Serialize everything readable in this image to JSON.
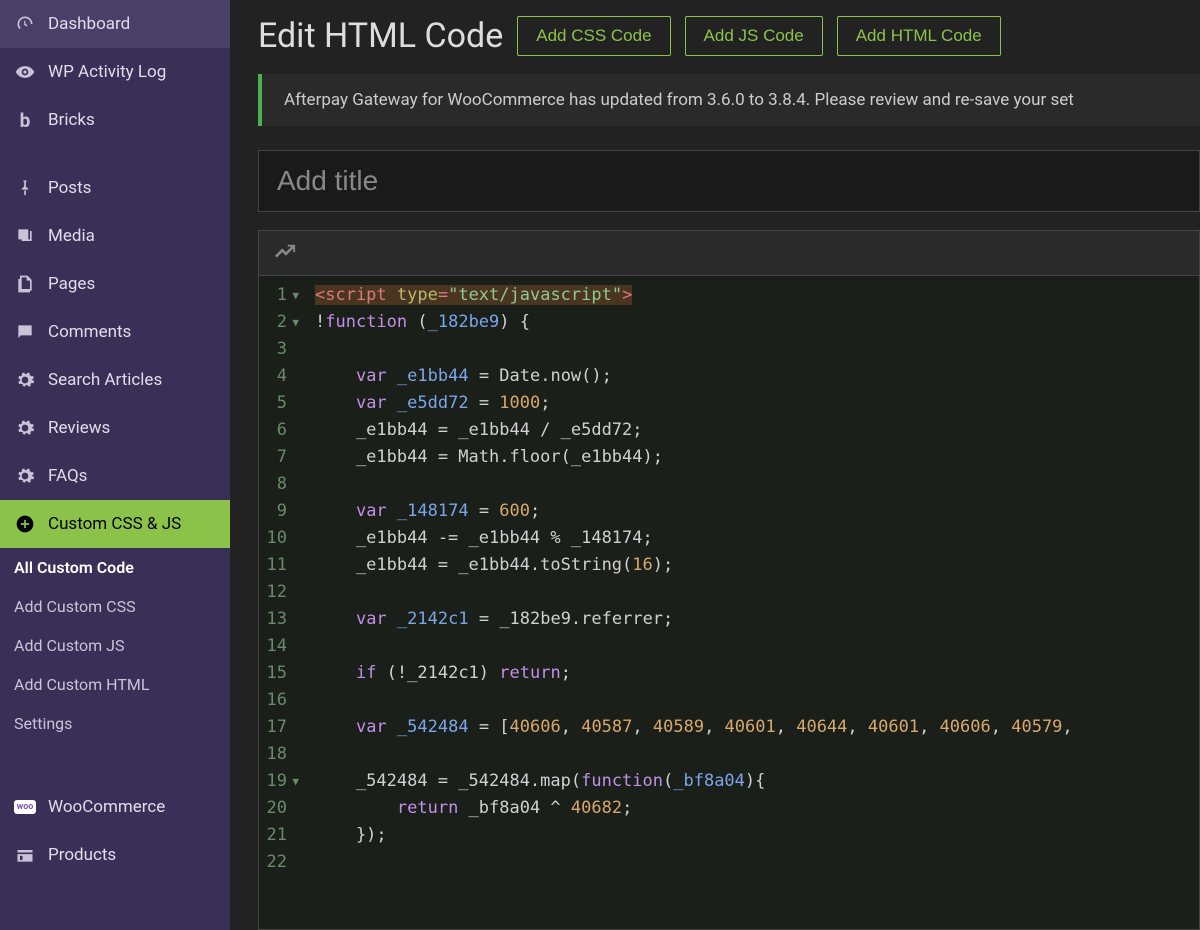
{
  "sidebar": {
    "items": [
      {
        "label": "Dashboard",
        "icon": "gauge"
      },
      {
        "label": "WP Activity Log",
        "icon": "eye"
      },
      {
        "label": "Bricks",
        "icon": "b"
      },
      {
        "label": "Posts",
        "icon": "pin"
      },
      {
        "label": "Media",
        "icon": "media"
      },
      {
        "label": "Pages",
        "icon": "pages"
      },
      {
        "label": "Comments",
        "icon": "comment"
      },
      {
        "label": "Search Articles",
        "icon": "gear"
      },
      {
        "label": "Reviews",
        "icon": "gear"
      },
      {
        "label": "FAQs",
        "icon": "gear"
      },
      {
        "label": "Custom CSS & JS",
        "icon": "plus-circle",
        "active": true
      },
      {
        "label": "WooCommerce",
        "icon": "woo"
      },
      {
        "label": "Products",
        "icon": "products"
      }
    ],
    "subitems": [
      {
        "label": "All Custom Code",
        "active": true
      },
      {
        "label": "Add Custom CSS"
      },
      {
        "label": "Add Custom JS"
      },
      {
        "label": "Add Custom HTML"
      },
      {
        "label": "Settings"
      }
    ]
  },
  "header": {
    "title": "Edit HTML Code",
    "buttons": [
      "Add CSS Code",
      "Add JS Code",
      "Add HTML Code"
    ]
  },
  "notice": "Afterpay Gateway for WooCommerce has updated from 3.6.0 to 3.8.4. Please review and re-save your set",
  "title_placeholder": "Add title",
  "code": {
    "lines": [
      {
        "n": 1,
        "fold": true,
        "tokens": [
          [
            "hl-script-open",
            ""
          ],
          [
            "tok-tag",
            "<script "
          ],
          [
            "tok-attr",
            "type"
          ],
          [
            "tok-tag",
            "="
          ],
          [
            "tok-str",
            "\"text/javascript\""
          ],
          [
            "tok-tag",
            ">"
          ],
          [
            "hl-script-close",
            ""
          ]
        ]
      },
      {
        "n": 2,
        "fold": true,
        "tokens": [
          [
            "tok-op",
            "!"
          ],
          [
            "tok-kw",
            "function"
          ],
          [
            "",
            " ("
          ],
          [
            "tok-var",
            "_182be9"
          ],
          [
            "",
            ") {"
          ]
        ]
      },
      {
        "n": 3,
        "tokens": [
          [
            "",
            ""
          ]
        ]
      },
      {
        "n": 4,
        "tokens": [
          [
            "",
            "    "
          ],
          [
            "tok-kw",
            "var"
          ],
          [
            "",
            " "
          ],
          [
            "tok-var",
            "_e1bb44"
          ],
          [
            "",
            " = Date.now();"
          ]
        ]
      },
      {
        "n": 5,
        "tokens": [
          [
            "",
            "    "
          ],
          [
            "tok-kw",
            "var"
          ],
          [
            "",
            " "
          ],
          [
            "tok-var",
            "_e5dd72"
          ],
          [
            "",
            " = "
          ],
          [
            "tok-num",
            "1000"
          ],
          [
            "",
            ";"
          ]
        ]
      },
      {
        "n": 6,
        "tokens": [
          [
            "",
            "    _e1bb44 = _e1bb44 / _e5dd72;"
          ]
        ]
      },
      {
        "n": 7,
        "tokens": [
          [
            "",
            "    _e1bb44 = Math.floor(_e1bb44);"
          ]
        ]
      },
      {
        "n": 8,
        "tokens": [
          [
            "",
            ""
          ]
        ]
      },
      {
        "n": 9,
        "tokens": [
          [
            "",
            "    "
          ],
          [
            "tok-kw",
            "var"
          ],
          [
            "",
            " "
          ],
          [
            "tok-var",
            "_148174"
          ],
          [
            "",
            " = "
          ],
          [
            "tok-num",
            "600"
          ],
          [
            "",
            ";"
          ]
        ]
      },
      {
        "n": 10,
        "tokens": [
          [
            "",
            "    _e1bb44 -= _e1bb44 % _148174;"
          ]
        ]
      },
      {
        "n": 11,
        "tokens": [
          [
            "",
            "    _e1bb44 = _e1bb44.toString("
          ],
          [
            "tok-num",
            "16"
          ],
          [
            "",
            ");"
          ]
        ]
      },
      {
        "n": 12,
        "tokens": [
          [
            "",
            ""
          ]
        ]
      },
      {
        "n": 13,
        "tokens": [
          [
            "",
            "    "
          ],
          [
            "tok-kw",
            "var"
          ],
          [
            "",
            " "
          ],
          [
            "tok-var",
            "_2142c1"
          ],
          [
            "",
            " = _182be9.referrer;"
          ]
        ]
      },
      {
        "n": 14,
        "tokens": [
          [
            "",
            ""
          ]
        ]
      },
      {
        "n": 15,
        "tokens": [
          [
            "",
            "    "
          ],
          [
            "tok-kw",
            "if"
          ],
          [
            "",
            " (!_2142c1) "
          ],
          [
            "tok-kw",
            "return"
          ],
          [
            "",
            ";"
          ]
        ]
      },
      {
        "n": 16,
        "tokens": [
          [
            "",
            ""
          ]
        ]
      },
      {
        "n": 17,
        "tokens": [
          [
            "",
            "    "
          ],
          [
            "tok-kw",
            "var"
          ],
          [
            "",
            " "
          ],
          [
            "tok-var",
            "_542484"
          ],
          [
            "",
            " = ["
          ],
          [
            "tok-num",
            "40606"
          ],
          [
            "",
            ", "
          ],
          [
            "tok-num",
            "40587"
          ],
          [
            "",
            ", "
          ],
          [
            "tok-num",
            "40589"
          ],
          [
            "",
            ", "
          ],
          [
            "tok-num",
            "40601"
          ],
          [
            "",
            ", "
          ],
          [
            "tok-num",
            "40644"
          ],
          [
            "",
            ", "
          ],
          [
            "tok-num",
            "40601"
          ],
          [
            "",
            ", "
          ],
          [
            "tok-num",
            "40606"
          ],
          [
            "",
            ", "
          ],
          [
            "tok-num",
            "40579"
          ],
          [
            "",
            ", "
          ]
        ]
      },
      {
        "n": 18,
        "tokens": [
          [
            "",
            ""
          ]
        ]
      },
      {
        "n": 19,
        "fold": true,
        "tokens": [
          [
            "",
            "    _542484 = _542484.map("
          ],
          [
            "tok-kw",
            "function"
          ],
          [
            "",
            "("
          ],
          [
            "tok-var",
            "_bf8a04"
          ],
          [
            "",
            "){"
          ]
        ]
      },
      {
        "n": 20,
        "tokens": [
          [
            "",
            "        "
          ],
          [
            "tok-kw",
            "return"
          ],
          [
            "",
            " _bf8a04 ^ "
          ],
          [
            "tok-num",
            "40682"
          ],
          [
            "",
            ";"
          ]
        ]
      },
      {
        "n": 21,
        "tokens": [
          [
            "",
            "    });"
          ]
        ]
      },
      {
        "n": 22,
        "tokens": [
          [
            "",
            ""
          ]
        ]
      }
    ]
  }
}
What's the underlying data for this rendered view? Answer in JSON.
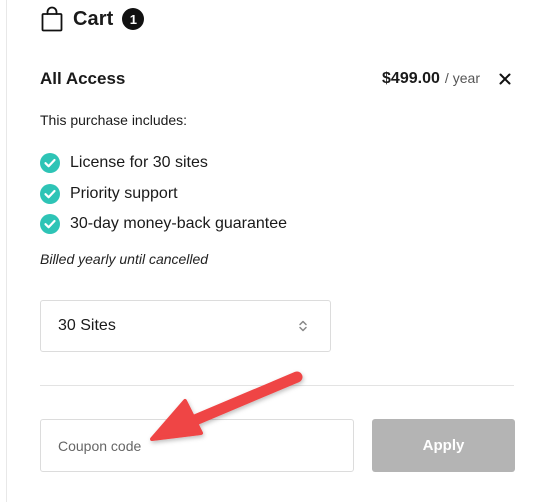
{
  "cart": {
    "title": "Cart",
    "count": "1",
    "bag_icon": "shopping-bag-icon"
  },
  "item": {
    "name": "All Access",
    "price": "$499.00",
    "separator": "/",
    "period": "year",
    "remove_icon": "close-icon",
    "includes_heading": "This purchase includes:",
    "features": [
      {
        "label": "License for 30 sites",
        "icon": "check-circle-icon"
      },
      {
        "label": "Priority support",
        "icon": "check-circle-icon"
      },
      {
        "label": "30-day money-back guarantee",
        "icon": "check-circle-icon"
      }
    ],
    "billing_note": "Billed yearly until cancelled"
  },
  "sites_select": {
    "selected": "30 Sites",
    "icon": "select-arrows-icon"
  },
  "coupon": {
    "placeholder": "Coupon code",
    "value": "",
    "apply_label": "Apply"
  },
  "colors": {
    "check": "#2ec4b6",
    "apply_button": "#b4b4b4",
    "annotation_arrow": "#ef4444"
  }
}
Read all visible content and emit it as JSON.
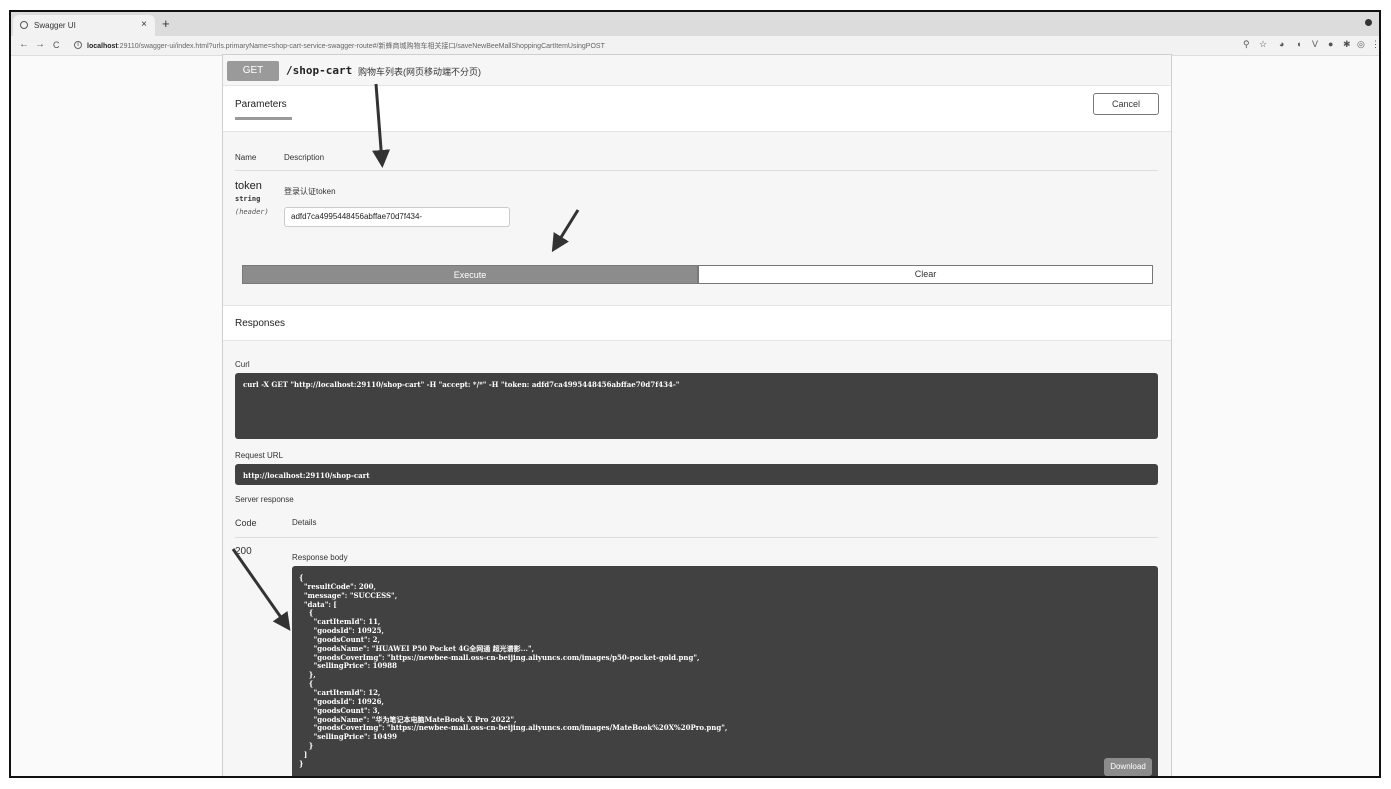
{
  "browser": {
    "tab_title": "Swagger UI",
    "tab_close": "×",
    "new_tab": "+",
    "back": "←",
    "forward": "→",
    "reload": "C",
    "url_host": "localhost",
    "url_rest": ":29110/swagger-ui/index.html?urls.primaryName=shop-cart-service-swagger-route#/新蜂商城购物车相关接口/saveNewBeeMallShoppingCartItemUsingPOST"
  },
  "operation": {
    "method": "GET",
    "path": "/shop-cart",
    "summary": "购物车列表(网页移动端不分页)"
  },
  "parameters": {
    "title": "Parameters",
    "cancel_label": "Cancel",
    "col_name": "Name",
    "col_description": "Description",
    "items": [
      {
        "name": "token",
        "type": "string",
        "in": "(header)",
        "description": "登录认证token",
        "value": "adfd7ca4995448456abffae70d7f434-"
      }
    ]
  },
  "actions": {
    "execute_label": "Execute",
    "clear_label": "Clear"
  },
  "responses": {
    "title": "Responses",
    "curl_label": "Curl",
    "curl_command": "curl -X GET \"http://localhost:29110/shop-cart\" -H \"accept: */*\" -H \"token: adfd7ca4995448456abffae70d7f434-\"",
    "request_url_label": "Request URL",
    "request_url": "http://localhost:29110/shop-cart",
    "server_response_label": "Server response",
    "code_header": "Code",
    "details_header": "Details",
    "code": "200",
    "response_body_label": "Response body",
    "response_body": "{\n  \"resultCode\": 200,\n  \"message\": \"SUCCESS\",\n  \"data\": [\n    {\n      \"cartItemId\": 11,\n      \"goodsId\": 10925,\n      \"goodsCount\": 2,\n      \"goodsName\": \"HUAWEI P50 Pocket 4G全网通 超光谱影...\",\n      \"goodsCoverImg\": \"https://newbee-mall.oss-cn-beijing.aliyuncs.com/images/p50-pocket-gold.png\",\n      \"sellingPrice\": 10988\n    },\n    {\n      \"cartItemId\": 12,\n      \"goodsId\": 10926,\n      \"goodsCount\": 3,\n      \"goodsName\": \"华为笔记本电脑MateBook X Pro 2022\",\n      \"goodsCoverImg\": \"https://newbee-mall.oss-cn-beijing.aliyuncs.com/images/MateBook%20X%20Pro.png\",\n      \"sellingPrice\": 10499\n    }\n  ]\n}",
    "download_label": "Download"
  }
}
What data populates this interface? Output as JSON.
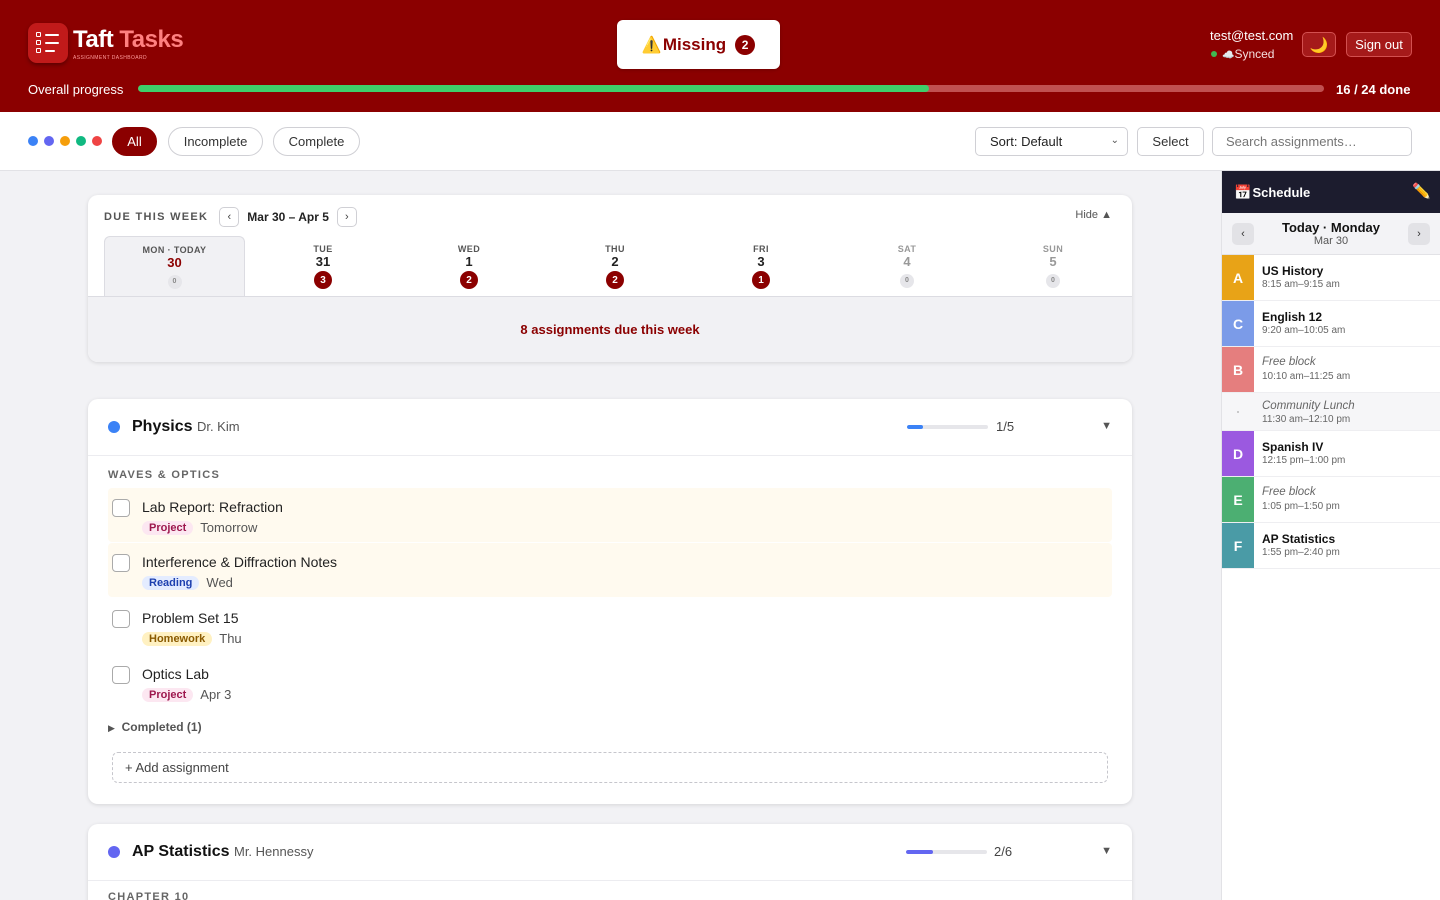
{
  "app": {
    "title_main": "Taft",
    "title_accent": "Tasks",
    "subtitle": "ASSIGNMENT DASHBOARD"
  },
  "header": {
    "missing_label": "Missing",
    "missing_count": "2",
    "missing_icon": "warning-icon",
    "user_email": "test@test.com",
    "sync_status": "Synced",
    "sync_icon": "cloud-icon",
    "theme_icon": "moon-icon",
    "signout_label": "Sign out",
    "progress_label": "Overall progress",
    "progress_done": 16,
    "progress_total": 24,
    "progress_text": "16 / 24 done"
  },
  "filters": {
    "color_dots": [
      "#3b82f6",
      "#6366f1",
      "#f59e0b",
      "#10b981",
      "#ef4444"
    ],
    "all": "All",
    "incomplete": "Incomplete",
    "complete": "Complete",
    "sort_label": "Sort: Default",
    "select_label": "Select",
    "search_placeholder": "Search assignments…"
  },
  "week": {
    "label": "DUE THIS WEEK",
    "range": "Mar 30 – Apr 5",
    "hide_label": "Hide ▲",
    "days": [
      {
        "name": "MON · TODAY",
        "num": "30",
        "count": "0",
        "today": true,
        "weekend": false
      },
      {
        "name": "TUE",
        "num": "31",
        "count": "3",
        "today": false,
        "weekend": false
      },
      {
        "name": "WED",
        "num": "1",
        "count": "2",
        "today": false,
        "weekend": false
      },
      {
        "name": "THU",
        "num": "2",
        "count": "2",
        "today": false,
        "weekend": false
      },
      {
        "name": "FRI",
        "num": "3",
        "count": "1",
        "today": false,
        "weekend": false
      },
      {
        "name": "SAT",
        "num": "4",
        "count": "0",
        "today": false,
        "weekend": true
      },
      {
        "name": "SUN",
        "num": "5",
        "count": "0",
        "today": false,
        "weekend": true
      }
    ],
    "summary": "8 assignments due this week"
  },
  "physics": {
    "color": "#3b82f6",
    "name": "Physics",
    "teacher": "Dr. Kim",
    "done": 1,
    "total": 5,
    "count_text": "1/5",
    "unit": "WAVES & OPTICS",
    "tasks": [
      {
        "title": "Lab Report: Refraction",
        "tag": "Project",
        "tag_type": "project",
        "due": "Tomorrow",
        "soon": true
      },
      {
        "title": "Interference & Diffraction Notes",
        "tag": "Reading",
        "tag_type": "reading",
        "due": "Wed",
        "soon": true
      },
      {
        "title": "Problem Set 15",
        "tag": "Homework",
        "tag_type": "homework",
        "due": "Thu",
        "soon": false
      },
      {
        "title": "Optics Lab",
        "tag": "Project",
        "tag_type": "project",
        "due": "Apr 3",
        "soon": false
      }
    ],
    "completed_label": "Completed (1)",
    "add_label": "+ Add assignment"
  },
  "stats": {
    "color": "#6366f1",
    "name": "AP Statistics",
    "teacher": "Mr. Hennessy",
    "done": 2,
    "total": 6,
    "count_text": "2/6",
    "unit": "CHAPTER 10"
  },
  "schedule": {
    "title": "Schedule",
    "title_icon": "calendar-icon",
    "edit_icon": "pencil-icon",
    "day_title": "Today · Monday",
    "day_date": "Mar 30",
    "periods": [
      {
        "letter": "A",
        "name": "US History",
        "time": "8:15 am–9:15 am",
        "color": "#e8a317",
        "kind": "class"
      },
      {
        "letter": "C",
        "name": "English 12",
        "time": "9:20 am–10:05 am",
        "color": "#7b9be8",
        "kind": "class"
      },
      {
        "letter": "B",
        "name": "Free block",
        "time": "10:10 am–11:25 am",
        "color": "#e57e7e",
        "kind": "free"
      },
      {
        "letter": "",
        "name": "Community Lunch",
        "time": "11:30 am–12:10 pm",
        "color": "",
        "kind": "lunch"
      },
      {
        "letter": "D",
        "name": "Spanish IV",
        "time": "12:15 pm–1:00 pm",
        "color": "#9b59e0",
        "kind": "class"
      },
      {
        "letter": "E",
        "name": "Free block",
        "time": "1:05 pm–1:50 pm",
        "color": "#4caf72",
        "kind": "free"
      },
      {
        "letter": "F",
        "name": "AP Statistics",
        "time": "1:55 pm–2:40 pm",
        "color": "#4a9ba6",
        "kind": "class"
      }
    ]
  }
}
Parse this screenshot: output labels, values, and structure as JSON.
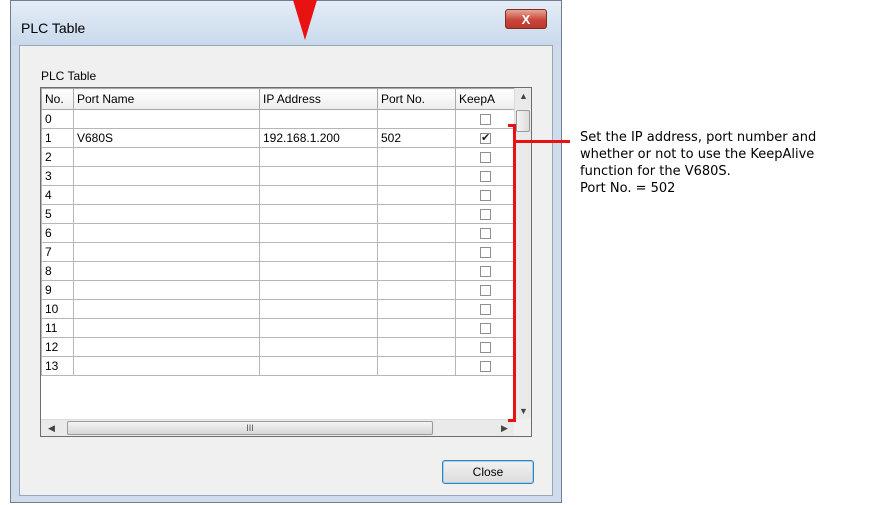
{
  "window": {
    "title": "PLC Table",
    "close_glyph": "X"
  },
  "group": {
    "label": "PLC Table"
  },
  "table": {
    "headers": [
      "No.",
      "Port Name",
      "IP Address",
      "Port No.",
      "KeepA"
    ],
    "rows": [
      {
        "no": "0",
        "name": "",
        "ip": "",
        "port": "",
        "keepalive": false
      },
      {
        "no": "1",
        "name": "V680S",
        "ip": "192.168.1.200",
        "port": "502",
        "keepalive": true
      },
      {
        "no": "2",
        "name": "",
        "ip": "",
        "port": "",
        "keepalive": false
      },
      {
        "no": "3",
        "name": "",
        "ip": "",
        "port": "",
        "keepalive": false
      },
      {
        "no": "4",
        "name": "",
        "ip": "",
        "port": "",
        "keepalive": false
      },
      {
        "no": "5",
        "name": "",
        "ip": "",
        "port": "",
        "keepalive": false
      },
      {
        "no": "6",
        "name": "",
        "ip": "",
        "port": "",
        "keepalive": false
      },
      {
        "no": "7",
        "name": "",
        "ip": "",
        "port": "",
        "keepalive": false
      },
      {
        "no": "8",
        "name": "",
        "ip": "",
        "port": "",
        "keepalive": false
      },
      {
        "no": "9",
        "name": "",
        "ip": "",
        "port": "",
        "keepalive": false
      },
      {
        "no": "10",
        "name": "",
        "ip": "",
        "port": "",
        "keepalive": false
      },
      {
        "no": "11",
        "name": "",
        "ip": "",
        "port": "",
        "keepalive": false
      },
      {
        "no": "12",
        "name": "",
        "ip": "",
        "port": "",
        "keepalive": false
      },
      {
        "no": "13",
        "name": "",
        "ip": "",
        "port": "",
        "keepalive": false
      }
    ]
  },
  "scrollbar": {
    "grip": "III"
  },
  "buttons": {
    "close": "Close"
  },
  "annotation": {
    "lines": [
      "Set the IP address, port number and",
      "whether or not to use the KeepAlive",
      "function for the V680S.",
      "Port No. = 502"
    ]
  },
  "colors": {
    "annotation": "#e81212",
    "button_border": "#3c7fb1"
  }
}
=======
Exercise directions: Only lines holding the string "What" are wanted; gather each one from the entries above.

Response:
What's the underlying data for this rendered view? Answer in JSON.
What data populates this interface? Output as JSON.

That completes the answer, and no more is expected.